_What you are asked to do_: Render every entry verbatim.

Items from a data source:
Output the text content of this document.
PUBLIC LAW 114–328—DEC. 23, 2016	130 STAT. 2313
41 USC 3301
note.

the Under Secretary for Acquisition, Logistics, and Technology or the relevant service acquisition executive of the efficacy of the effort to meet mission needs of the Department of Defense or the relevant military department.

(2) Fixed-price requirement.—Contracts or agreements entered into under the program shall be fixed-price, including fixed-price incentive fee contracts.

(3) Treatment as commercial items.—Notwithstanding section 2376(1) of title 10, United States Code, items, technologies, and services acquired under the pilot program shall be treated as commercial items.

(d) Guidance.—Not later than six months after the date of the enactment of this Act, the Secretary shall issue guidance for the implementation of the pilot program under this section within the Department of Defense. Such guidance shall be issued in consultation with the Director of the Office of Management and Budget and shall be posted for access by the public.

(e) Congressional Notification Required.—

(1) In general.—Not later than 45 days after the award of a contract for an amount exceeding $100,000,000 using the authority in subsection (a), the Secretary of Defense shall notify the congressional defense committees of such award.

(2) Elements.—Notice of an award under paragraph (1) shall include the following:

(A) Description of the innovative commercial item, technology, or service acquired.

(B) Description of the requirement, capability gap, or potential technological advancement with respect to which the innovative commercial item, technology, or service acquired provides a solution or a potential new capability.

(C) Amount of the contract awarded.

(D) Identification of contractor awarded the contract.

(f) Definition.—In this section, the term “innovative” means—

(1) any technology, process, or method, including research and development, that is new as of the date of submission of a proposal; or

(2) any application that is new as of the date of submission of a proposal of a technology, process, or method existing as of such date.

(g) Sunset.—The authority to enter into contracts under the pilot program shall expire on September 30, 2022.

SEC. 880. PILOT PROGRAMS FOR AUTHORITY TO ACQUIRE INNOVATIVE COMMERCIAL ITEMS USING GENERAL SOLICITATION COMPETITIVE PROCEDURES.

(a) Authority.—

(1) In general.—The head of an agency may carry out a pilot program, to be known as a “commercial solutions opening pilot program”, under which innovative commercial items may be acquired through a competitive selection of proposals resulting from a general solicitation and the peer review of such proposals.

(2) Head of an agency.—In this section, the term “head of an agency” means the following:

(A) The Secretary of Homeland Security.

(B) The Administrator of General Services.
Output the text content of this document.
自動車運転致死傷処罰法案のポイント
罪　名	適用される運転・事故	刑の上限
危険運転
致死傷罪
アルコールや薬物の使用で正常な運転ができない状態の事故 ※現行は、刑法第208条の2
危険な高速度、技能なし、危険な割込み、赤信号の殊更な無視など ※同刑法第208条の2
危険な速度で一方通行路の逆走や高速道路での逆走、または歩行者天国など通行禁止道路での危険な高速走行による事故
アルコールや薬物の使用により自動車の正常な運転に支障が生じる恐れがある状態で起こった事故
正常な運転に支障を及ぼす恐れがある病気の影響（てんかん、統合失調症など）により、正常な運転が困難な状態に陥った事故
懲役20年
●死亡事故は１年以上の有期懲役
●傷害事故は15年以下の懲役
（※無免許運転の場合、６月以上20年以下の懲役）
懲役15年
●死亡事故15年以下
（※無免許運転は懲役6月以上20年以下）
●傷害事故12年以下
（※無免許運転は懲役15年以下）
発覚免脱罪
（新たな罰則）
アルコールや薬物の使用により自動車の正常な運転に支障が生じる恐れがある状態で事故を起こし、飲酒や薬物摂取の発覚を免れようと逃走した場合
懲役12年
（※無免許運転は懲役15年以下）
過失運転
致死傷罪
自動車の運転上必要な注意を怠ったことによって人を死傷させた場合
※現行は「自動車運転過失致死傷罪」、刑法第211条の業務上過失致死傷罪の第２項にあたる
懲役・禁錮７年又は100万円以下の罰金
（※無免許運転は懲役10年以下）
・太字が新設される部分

_Output of the exercise_:
Output the text content of this document.
PUBLIC LAW 114–328—DEC. 23, 2016	130 STAT. 2313
41 USC 3301
note.

the Under Secretary for Acquisition, Logistics, and Technology or the relevant service acquisition executive of the efficacy of the effort to meet mission needs of the Department of Defense or the relevant military department.

(2) Fixed-price requirement.—Contracts or agreements entered into under the program shall be fixed-price, including fixed-price incentive fee contracts.

(3) Treatment as commercial items.—Notwithstanding section 2376(1) of title 10, United States Code, items, technologies, and services acquired under the pilot program shall be treated as commercial items.

(d) Guidance.—Not later than six months after the date of the enactment of this Act, the Secretary shall issue guidance for the implementation of the pilot program under this section within the Department of Defense. Such guidance shall be issued in consultation with the Director of the Office of Management and Budget and shall be posted for access by the public.

(e) Congressional Notification Required.—

(1) In general.—Not later than 45 days after the award of a contract for an amount exceeding $100,000,000 using the authority in subsection (a), the Secretary of Defense shall notify the congressional defense committees of such award.

(2) Elements.—Notice of an award under paragraph (1) shall include the following:

(A) Description of the innovative commercial item, technology, or service acquired.

(B) Description of the requirement, capability gap, or potential technological advancement with respect to which the innovative commercial item, technology, or service acquired provides a solution or a potential new capability.

(C) Amount of the contract awarded.

(D) Identification of contractor awarded the contract.

(f) Definition.—In this section, the term “innovative” means—

(1) any technology, process, or method, including research and development, that is new as of the date of submission of a proposal; or

(2) any application that is new as of the date of submission of a proposal of a technology, process, or method existing as of such date.

(g) Sunset.—The authority to enter into contracts under the pilot program shall expire on September 30, 2022.

SEC. 880. PILOT PROGRAMS FOR AUTHORITY TO ACQUIRE INNOVATIVE COMMERCIAL ITEMS USING GENERAL SOLICITATION COMPETITIVE PROCEDURES.

(a) Authority.—

(1) In general.—The head of an agency may carry out a pilot program, to be known as a “commercial solutions opening pilot program”, under which innovative commercial items may be acquired through a competitive selection of proposals resulting from a general solicitation and the peer review of such proposals.

(2) Head of an agency.—In this section, the term “head of an agency” means the following:

(A) The Secretary of Homeland Security.

(B) The Administrator of General Services.
Output the text content of this document.
自動車運転致死傷処罰法案のポイント
罪　名	適用される運転・事故	刑の上限
危険運転
致死傷罪
アルコールや薬物の使用で正常な運転ができない状態の事故 ※現行は、刑法第208条の2
危険な高速度、技能なし、危険な割込み、赤信号の殊更な無視など ※同刑法第208条の2
危険な速度で一方通行路の逆走や高速道路での逆走、または歩行者天国など通行禁止道路での危険な高速走行による事故
アルコールや薬物の使用により自動車の正常な運転に支障が生じる恐れがある状態で起こった事故
正常な運転に支障を及ぼす恐れがある病気の影響（てんかん、統合失調症など）により、正常な運転が困難な状態に陥った事故
懲役20年
●死亡事故は１年以上の有期懲役
●傷害事故は15年以下の懲役
（※無免許運転の場合、６月以上20年以下の懲役）
懲役15年
●死亡事故15年以下
（※無免許運転は懲役6月以上20年以下）
●傷害事故12年以下
（※無免許運転は懲役15年以下）
発覚免脱罪
（新たな罰則）
アルコールや薬物の使用により自動車の正常な運転に支障が生じる恐れがある状態で事故を起こし、飲酒や薬物摂取の発覚を免れようと逃走した場合
懲役12年
（※無免許運転は懲役15年以下）
過失運転
致死傷罪
自動車の運転上必要な注意を怠ったことによって人を死傷させた場合
※現行は「自動車運転過失致死傷罪」、刑法第211条の業務上過失致死傷罪の第２項にあたる
懲役・禁錮７年又は100万円以下の罰金
（※無免許運転は懲役10年以下）
・太字が新設される部分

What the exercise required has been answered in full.